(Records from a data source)
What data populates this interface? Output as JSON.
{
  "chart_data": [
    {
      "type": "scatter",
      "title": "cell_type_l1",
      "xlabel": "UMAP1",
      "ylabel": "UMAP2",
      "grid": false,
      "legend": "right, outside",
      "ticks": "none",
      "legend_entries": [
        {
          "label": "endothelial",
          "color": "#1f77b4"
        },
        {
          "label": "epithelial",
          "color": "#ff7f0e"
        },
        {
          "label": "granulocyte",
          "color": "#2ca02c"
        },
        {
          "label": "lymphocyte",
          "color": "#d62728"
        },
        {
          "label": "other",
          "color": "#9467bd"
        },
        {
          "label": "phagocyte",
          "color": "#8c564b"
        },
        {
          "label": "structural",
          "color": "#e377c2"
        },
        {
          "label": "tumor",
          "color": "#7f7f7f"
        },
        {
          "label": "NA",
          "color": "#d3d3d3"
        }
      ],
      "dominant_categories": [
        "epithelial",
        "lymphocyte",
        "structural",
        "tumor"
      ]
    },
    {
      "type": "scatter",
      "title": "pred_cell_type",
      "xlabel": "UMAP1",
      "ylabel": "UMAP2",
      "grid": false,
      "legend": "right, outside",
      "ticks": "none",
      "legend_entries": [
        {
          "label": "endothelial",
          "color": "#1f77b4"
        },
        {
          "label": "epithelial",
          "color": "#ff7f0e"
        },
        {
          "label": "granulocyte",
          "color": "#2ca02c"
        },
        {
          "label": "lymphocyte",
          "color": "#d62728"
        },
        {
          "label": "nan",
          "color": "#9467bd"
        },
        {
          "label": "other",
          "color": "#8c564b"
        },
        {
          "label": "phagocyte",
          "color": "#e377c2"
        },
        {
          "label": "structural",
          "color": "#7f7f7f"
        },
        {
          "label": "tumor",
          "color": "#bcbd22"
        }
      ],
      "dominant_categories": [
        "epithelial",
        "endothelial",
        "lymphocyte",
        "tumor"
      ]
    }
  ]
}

Exercise goal => All records above must be printed again, exactly.

Answer to this task =>
What data populates this interface? Output as JSON.
{
  "chart_data": [
    {
      "type": "scatter",
      "title": "cell_type_l1",
      "xlabel": "UMAP1",
      "ylabel": "UMAP2",
      "grid": false,
      "legend": "right, outside",
      "ticks": "none",
      "legend_entries": [
        {
          "label": "endothelial",
          "color": "#1f77b4"
        },
        {
          "label": "epithelial",
          "color": "#ff7f0e"
        },
        {
          "label": "granulocyte",
          "color": "#2ca02c"
        },
        {
          "label": "lymphocyte",
          "color": "#d62728"
        },
        {
          "label": "other",
          "color": "#9467bd"
        },
        {
          "label": "phagocyte",
          "color": "#8c564b"
        },
        {
          "label": "structural",
          "color": "#e377c2"
        },
        {
          "label": "tumor",
          "color": "#7f7f7f"
        },
        {
          "label": "NA",
          "color": "#d3d3d3"
        }
      ],
      "dominant_categories": [
        "epithelial",
        "lymphocyte",
        "structural",
        "tumor"
      ]
    },
    {
      "type": "scatter",
      "title": "pred_cell_type",
      "xlabel": "UMAP1",
      "ylabel": "UMAP2",
      "grid": false,
      "legend": "right, outside",
      "ticks": "none",
      "legend_entries": [
        {
          "label": "endothelial",
          "color": "#1f77b4"
        },
        {
          "label": "epithelial",
          "color": "#ff7f0e"
        },
        {
          "label": "granulocyte",
          "color": "#2ca02c"
        },
        {
          "label": "lymphocyte",
          "color": "#d62728"
        },
        {
          "label": "nan",
          "color": "#9467bd"
        },
        {
          "label": "other",
          "color": "#8c564b"
        },
        {
          "label": "phagocyte",
          "color": "#e377c2"
        },
        {
          "label": "structural",
          "color": "#7f7f7f"
        },
        {
          "label": "tumor",
          "color": "#bcbd22"
        }
      ],
      "dominant_categories": [
        "epithelial",
        "endothelial",
        "lymphocyte",
        "tumor"
      ]
    }
  ]
}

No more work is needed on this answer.